**Exercise brief:** Look through the material below. Copy each line that contains the string "name".

**** Input ****

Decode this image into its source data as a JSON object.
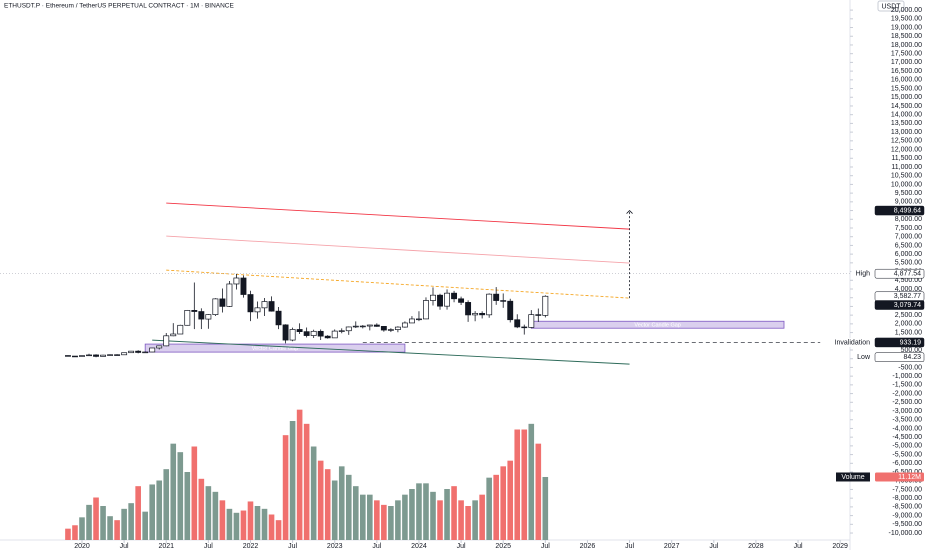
{
  "chart_data": {
    "type": "candlestick",
    "title": "ETHUSDT.P · Ethereum / TetherUS PERPETUAL CONTRACT · 1M · BINANCE",
    "currency": "USDT",
    "x": [
      "2019-11",
      "2019-12",
      "2020-01",
      "2020-02",
      "2020-03",
      "2020-04",
      "2020-05",
      "2020-06",
      "2020-07",
      "2020-08",
      "2020-09",
      "2020-10",
      "2020-11",
      "2020-12",
      "2021-01",
      "2021-02",
      "2021-03",
      "2021-04",
      "2021-05",
      "2021-06",
      "2021-07",
      "2021-08",
      "2021-09",
      "2021-10",
      "2021-11",
      "2021-12",
      "2022-01",
      "2022-02",
      "2022-03",
      "2022-04",
      "2022-05",
      "2022-06",
      "2022-07",
      "2022-08",
      "2022-09",
      "2022-10",
      "2022-11",
      "2022-12",
      "2023-01",
      "2023-02",
      "2023-03",
      "2023-04",
      "2023-05",
      "2023-06",
      "2023-07",
      "2023-08",
      "2023-09",
      "2023-10",
      "2023-11",
      "2023-12",
      "2024-01",
      "2024-02",
      "2024-03",
      "2024-04",
      "2024-05",
      "2024-06",
      "2024-07",
      "2024-08",
      "2024-09",
      "2024-10",
      "2024-11",
      "2024-12",
      "2025-01",
      "2025-02",
      "2025-03",
      "2025-04",
      "2025-05",
      "2025-06",
      "2025-07"
    ],
    "open": [
      183,
      152,
      129,
      179,
      217,
      133,
      206,
      230,
      225,
      345,
      434,
      359,
      386,
      616,
      737,
      1314,
      1417,
      1918,
      2773,
      2707,
      2274,
      2530,
      3433,
      3001,
      4288,
      4631,
      3683,
      2688,
      2919,
      3282,
      2728,
      1942,
      1070,
      1679,
      1553,
      1328,
      1572,
      1295,
      1196,
      1585,
      1605,
      1822,
      1869,
      1874,
      1934,
      1856,
      1645,
      1671,
      1815,
      2052,
      2282,
      2283,
      3340,
      3645,
      3015,
      3761,
      3438,
      3231,
      2513,
      2603,
      2518,
      3705,
      3337,
      3300,
      2237,
      1822,
      1793,
      2528,
      2486
    ],
    "high": [
      193,
      155,
      185,
      288,
      253,
      227,
      247,
      255,
      349,
      446,
      488,
      420,
      622,
      754,
      1476,
      2041,
      1948,
      2797,
      4372,
      2891,
      2551,
      3473,
      4028,
      4460,
      4868,
      4778,
      3900,
      3285,
      3480,
      3580,
      2965,
      1975,
      1785,
      2030,
      1790,
      1665,
      1680,
      1353,
      1680,
      1743,
      1850,
      2141,
      1930,
      1950,
      2030,
      1870,
      1750,
      1865,
      2140,
      2446,
      2720,
      3520,
      4094,
      3730,
      3977,
      3890,
      3560,
      3350,
      2730,
      2720,
      3750,
      4110,
      3745,
      3440,
      2550,
      1955,
      2790,
      2880,
      3640
    ],
    "low": [
      140,
      117,
      127,
      178,
      86,
      130,
      176,
      215,
      224,
      335,
      308,
      335,
      373,
      531,
      715,
      1291,
      1437,
      1900,
      1700,
      1701,
      1718,
      2450,
      2651,
      2970,
      3970,
      3503,
      2159,
      2300,
      2451,
      2700,
      1700,
      880,
      1000,
      1420,
      1220,
      1190,
      1073,
      1150,
      1190,
      1460,
      1368,
      1760,
      1740,
      1625,
      1830,
      1550,
      1530,
      1520,
      1775,
      2050,
      2160,
      2270,
      3055,
      2810,
      2817,
      3240,
      3080,
      2115,
      2150,
      2310,
      2350,
      3090,
      2920,
      2080,
      1755,
      1385,
      1750,
      2110,
      2370
    ],
    "close": [
      152,
      129,
      179,
      217,
      133,
      206,
      230,
      225,
      345,
      434,
      359,
      386,
      616,
      737,
      1314,
      1417,
      1918,
      2773,
      2707,
      2274,
      2530,
      3433,
      3001,
      4288,
      4631,
      3683,
      2688,
      2919,
      3282,
      2728,
      1942,
      1070,
      1679,
      1553,
      1328,
      1572,
      1295,
      1196,
      1585,
      1605,
      1822,
      1869,
      1874,
      1934,
      1856,
      1645,
      1671,
      1815,
      2052,
      2282,
      2283,
      3340,
      3645,
      3015,
      3761,
      3438,
      3231,
      2513,
      2603,
      2518,
      3705,
      3337,
      3300,
      2237,
      1822,
      1793,
      2528,
      2486,
      3582.77
    ],
    "up_color": "#ffffff",
    "down_color": "#131722",
    "ylim": [
      -10400,
      20350
    ],
    "yticks": [
      {
        "value": 20000,
        "label": "20,000.00"
      },
      {
        "value": 19500,
        "label": "19,500.00"
      },
      {
        "value": 19000,
        "label": "19,000.00"
      },
      {
        "value": 18500,
        "label": "18,500.00"
      },
      {
        "value": 18000,
        "label": "18,000.00"
      },
      {
        "value": 17500,
        "label": "17,500.00"
      },
      {
        "value": 17000,
        "label": "17,000.00"
      },
      {
        "value": 16500,
        "label": "16,500.00"
      },
      {
        "value": 16000,
        "label": "16,000.00"
      },
      {
        "value": 15500,
        "label": "15,500.00"
      },
      {
        "value": 15000,
        "label": "15,000.00"
      },
      {
        "value": 14500,
        "label": "14,500.00"
      },
      {
        "value": 14000,
        "label": "14,000.00"
      },
      {
        "value": 13500,
        "label": "13,500.00"
      },
      {
        "value": 13000,
        "label": "13,000.00"
      },
      {
        "value": 12500,
        "label": "12,500.00"
      },
      {
        "value": 12000,
        "label": "12,000.00"
      },
      {
        "value": 11500,
        "label": "11,500.00"
      },
      {
        "value": 11000,
        "label": "11,000.00"
      },
      {
        "value": 10500,
        "label": "10,500.00"
      },
      {
        "value": 10000,
        "label": "10,000.00"
      },
      {
        "value": 9500,
        "label": "9,500.00"
      },
      {
        "value": 9000,
        "label": "9,000.00"
      },
      {
        "value": 8500,
        "label": "8,500.00"
      },
      {
        "value": 8000,
        "label": "8,000.00"
      },
      {
        "value": 7500,
        "label": "7,500.00"
      },
      {
        "value": 7000,
        "label": "7,000.00"
      },
      {
        "value": 6500,
        "label": "6,500.00"
      },
      {
        "value": 6000,
        "label": "6,000.00"
      },
      {
        "value": 5500,
        "label": "5,500.00"
      },
      {
        "value": 5000,
        "label": "5,000.00"
      },
      {
        "value": 4500,
        "label": "4,500.00"
      },
      {
        "value": 4000,
        "label": "4,000.00"
      },
      {
        "value": 3500,
        "label": "3,500.00"
      },
      {
        "value": 3000,
        "label": "3,000.00"
      },
      {
        "value": 2500,
        "label": "2,500.00"
      },
      {
        "value": 2000,
        "label": "2,000.00"
      },
      {
        "value": 1500,
        "label": "1,500.00"
      },
      {
        "value": 1000,
        "label": "1,000.00"
      },
      {
        "value": 500,
        "label": "500.00"
      },
      {
        "value": 0,
        "label": "0.00"
      },
      {
        "value": -500,
        "label": "-500.00"
      },
      {
        "value": -1000,
        "label": "-1,000.00"
      },
      {
        "value": -1500,
        "label": "-1,500.00"
      },
      {
        "value": -2000,
        "label": "-2,000.00"
      },
      {
        "value": -2500,
        "label": "-2,500.00"
      },
      {
        "value": -3000,
        "label": "-3,000.00"
      },
      {
        "value": -3500,
        "label": "-3,500.00"
      },
      {
        "value": -4000,
        "label": "-4,000.00"
      },
      {
        "value": -4500,
        "label": "-4,500.00"
      },
      {
        "value": -5000,
        "label": "-5,000.00"
      },
      {
        "value": -5500,
        "label": "-5,500.00"
      },
      {
        "value": -6000,
        "label": "-6,000.00"
      },
      {
        "value": -6500,
        "label": "-6,500.00"
      },
      {
        "value": -7000,
        "label": "-7,000.00"
      },
      {
        "value": -7500,
        "label": "-7,500.00"
      },
      {
        "value": -8000,
        "label": "-8,000.00"
      },
      {
        "value": -8500,
        "label": "-8,500.00"
      },
      {
        "value": -9000,
        "label": "-9,000.00"
      },
      {
        "value": -9500,
        "label": "-9,500.00"
      },
      {
        "value": -10000,
        "label": "-10,000.00"
      }
    ],
    "xticks": [
      {
        "value": "2020-01",
        "label": "2020"
      },
      {
        "value": "2020-07",
        "label": "Jul"
      },
      {
        "value": "2021-01",
        "label": "2021"
      },
      {
        "value": "2021-07",
        "label": "Jul"
      },
      {
        "value": "2022-01",
        "label": "2022"
      },
      {
        "value": "2022-07",
        "label": "Jul"
      },
      {
        "value": "2023-01",
        "label": "2023"
      },
      {
        "value": "2023-07",
        "label": "Jul"
      },
      {
        "value": "2024-01",
        "label": "2024"
      },
      {
        "value": "2024-07",
        "label": "Jul"
      },
      {
        "value": "2025-01",
        "label": "2025"
      },
      {
        "value": "2025-07",
        "label": "Jul"
      },
      {
        "value": "2026-01",
        "label": "2026"
      },
      {
        "value": "2026-07",
        "label": "Jul"
      },
      {
        "value": "2027-01",
        "label": "2027"
      },
      {
        "value": "2027-07",
        "label": "Jul"
      },
      {
        "value": "2028-01",
        "label": "2028"
      },
      {
        "value": "2028-07",
        "label": "Jul"
      },
      {
        "value": "2029-01",
        "label": "2029"
      }
    ],
    "volume": {
      "name": "Volume",
      "values": [
        2.0,
        2.6,
        4.0,
        6.2,
        7.5,
        6.0,
        4.2,
        3.5,
        5.5,
        6.5,
        9.5,
        5.0,
        9.8,
        10.5,
        12.5,
        17.0,
        15.5,
        12.0,
        16.5,
        10.8,
        9.5,
        8.5,
        7.0,
        5.5,
        4.8,
        5.2,
        6.8,
        6.0,
        5.5,
        4.5,
        3.5,
        18.5,
        21.0,
        23.0,
        20.5,
        16.5,
        14.0,
        12.5,
        10.5,
        13.0,
        11.5,
        9.5,
        8.0,
        8.0,
        7.0,
        6.2,
        6.0,
        7.0,
        8.0,
        9.0,
        10.0,
        10.0,
        8.5,
        7.0,
        9.0,
        9.5,
        7.0,
        6.0,
        7.0,
        8.0,
        11.0,
        11.5,
        13.0,
        14.0,
        19.5,
        19.5,
        20.5,
        17.0,
        11.12
      ],
      "last_label": "11.12M",
      "ylim": [
        0,
        24
      ],
      "up_color": "#7d9a90",
      "down_color": "#f0706e"
    },
    "trendlines": [
      {
        "color": "#f23645",
        "x": [
          "2021-01",
          "2026-07"
        ],
        "y": [
          8927,
          7435
        ]
      },
      {
        "color": "#f5a3aa",
        "x": [
          "2021-01",
          "2026-07"
        ],
        "y": [
          7034,
          5485
        ]
      },
      {
        "color": "#f5a623",
        "dashed": true,
        "x": [
          "2021-01",
          "2026-07"
        ],
        "y": [
          5083,
          3477
        ]
      },
      {
        "color": "#2e6b5a",
        "x": [
          "2020-11",
          "2026-07"
        ],
        "y": [
          1067,
          -310
        ]
      }
    ],
    "projection": {
      "x": "2026-07",
      "y": [
        3477,
        8499.64
      ]
    },
    "zones": [
      {
        "label": "Vector Candle Gap",
        "x": [
          "2025-05",
          "2028-05"
        ],
        "y": [
          1750,
          2150
        ]
      },
      {
        "label": "Vector Candle Gap",
        "x": [
          "2020-10",
          "2023-11"
        ],
        "y": [
          380,
          840
        ]
      }
    ],
    "price_tags": [
      {
        "value": 8499.64,
        "label": "8,499.64",
        "bg": "#131722",
        "fg": "#ffffff"
      },
      {
        "name": "High",
        "value": 4877.54,
        "label": "4,877.54",
        "bg": "#ffffff",
        "fg": "#131722",
        "line": "dotted"
      },
      {
        "value": 3582.77,
        "label": "3,582.77",
        "bg": "#ffffff",
        "fg": "#131722"
      },
      {
        "value": 3079.74,
        "label": "3,079.74",
        "bg": "#131722",
        "fg": "#ffffff"
      },
      {
        "name": "Invalidation",
        "value": 933.19,
        "label": "933.19",
        "bg": "#131722",
        "fg": "#ffffff",
        "line": "dashed",
        "from": "2023-05"
      },
      {
        "name": "Low",
        "value": 84.23,
        "label": "84.23",
        "bg": "#ffffff",
        "fg": "#131722"
      }
    ]
  }
}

****

**Task response:**
      "name": "Volume",
        "name": "High",
        "name": "Invalidation",
        "name": "Low",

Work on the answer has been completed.